• [Données fournies]:
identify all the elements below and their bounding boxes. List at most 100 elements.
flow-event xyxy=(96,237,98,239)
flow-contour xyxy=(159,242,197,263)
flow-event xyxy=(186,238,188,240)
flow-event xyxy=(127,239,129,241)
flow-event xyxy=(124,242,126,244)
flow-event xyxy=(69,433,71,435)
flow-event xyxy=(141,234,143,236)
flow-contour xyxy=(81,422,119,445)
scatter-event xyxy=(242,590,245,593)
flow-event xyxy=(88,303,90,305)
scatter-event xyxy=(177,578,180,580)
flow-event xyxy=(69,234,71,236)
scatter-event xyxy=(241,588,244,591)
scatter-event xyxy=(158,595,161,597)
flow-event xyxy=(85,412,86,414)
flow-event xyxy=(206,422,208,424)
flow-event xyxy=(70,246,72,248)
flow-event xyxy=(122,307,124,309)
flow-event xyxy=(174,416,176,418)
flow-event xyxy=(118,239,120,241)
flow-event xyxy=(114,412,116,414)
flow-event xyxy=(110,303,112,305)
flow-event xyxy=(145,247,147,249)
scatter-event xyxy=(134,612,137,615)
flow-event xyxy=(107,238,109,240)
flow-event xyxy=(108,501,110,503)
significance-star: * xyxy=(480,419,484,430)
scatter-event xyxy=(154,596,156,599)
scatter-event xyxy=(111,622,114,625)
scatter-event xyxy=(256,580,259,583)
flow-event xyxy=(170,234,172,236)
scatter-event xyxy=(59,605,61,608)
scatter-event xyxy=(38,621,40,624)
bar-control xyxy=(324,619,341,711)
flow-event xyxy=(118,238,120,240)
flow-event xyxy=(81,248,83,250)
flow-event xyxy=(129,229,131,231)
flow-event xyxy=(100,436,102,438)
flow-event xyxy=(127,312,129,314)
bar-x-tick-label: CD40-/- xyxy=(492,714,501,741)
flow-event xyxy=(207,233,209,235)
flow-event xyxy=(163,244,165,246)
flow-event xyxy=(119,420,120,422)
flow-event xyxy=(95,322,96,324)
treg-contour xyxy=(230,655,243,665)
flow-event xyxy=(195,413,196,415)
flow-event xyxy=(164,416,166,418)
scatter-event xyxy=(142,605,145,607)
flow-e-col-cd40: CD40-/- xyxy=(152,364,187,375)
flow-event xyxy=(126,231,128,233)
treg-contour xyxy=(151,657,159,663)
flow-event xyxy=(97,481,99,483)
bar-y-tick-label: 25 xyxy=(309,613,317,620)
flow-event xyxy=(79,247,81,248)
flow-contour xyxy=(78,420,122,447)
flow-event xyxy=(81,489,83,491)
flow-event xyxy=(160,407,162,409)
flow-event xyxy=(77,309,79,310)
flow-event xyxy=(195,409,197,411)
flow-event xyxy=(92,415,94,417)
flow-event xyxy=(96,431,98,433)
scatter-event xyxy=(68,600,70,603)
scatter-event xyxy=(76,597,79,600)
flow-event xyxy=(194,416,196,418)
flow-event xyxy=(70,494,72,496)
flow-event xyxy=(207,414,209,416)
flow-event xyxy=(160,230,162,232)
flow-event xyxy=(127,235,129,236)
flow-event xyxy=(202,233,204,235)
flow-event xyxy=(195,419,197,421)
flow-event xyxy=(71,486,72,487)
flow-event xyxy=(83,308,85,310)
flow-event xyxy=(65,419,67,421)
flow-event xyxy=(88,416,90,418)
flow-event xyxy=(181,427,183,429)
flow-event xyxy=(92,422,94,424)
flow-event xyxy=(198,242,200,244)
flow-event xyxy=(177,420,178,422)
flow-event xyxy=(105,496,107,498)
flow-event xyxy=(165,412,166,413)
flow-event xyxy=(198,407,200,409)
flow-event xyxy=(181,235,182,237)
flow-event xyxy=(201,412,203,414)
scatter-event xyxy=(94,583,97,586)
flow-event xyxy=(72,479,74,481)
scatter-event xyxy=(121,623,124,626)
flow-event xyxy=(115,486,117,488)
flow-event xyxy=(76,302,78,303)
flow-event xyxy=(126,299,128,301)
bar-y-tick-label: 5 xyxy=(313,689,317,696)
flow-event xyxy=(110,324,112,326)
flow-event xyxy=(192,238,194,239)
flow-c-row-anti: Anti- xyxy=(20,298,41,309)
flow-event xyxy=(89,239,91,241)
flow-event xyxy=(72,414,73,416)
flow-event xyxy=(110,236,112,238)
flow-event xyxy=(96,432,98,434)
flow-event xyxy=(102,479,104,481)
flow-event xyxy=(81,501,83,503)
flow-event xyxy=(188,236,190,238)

• [Consigne]: Recopiez toutes les données ci-dessus à l'identique, ligne par ligne.

• [Réponse de l'exercice]:
identify all the elements below and their bounding boxes. List at most 100 elements.
flow-event xyxy=(96,237,98,239)
flow-contour xyxy=(159,242,197,263)
flow-event xyxy=(186,238,188,240)
flow-event xyxy=(127,239,129,241)
flow-event xyxy=(124,242,126,244)
flow-event xyxy=(69,433,71,435)
flow-event xyxy=(141,234,143,236)
flow-contour xyxy=(81,422,119,445)
scatter-event xyxy=(242,590,245,593)
flow-event xyxy=(88,303,90,305)
scatter-event xyxy=(177,578,180,580)
flow-event xyxy=(69,234,71,236)
scatter-event xyxy=(241,588,244,591)
scatter-event xyxy=(158,595,161,597)
flow-event xyxy=(85,412,86,414)
flow-event xyxy=(206,422,208,424)
flow-event xyxy=(70,246,72,248)
flow-event xyxy=(122,307,124,309)
flow-event xyxy=(174,416,176,418)
flow-event xyxy=(118,239,120,241)
flow-event xyxy=(114,412,116,414)
flow-event xyxy=(110,303,112,305)
flow-event xyxy=(145,247,147,249)
scatter-event xyxy=(134,612,137,615)
flow-event xyxy=(107,238,109,240)
flow-event xyxy=(108,501,110,503)
significance-star: * xyxy=(480,419,484,430)
scatter-event xyxy=(154,596,156,599)
scatter-event xyxy=(111,622,114,625)
scatter-event xyxy=(256,580,259,583)
flow-event xyxy=(170,234,172,236)
scatter-event xyxy=(59,605,61,608)
scatter-event xyxy=(38,621,40,624)
bar-control xyxy=(324,619,341,711)
flow-event xyxy=(118,238,120,240)
flow-event xyxy=(81,248,83,250)
flow-event xyxy=(129,229,131,231)
flow-event xyxy=(100,436,102,438)
flow-event xyxy=(127,312,129,314)
bar-x-tick-label: CD40-/- xyxy=(492,714,501,741)
flow-event xyxy=(207,233,209,235)
flow-event xyxy=(163,244,165,246)
flow-event xyxy=(119,420,120,422)
flow-event xyxy=(95,322,96,324)
treg-contour xyxy=(230,655,243,665)
flow-event xyxy=(195,413,196,415)
flow-event xyxy=(164,416,166,418)
scatter-event xyxy=(142,605,145,607)
flow-e-col-cd40: CD40-/- xyxy=(152,364,187,375)
flow-event xyxy=(126,231,128,233)
treg-contour xyxy=(151,657,159,663)
flow-event xyxy=(97,481,99,483)
bar-y-tick-label: 25 xyxy=(309,613,317,620)
flow-event xyxy=(79,247,81,248)
flow-contour xyxy=(78,420,122,447)
flow-event xyxy=(81,489,83,491)
flow-event xyxy=(160,407,162,409)
flow-event xyxy=(77,309,79,310)
flow-event xyxy=(195,409,197,411)
flow-event xyxy=(92,415,94,417)
flow-event xyxy=(96,431,98,433)
scatter-event xyxy=(68,600,70,603)
scatter-event xyxy=(76,597,79,600)
flow-event xyxy=(194,416,196,418)
flow-event xyxy=(70,494,72,496)
flow-event xyxy=(207,414,209,416)
flow-event xyxy=(160,230,162,232)
flow-event xyxy=(127,235,129,236)
flow-event xyxy=(202,233,204,235)
flow-event xyxy=(195,419,197,421)
flow-event xyxy=(71,486,72,487)
flow-event xyxy=(83,308,85,310)
flow-event xyxy=(65,419,67,421)
flow-event xyxy=(88,416,90,418)
flow-event xyxy=(181,427,183,429)
flow-event xyxy=(92,422,94,424)
flow-event xyxy=(198,242,200,244)
flow-event xyxy=(177,420,178,422)
flow-event xyxy=(105,496,107,498)
flow-event xyxy=(165,412,166,413)
flow-event xyxy=(198,407,200,409)
flow-event xyxy=(181,235,182,237)
flow-event xyxy=(201,412,203,414)
scatter-event xyxy=(94,583,97,586)
flow-event xyxy=(72,479,74,481)
scatter-event xyxy=(121,623,124,626)
flow-event xyxy=(115,486,117,488)
flow-event xyxy=(76,302,78,303)
flow-event xyxy=(126,299,128,301)
bar-y-tick-label: 5 xyxy=(313,689,317,696)
flow-event xyxy=(110,324,112,326)
flow-event xyxy=(192,238,194,239)
flow-c-row-anti: Anti- xyxy=(20,298,41,309)
flow-event xyxy=(89,239,91,241)
flow-event xyxy=(72,414,73,416)
flow-event xyxy=(110,236,112,238)
flow-event xyxy=(96,432,98,434)
flow-event xyxy=(102,479,104,481)
flow-event xyxy=(81,501,83,503)
flow-event xyxy=(188,236,190,238)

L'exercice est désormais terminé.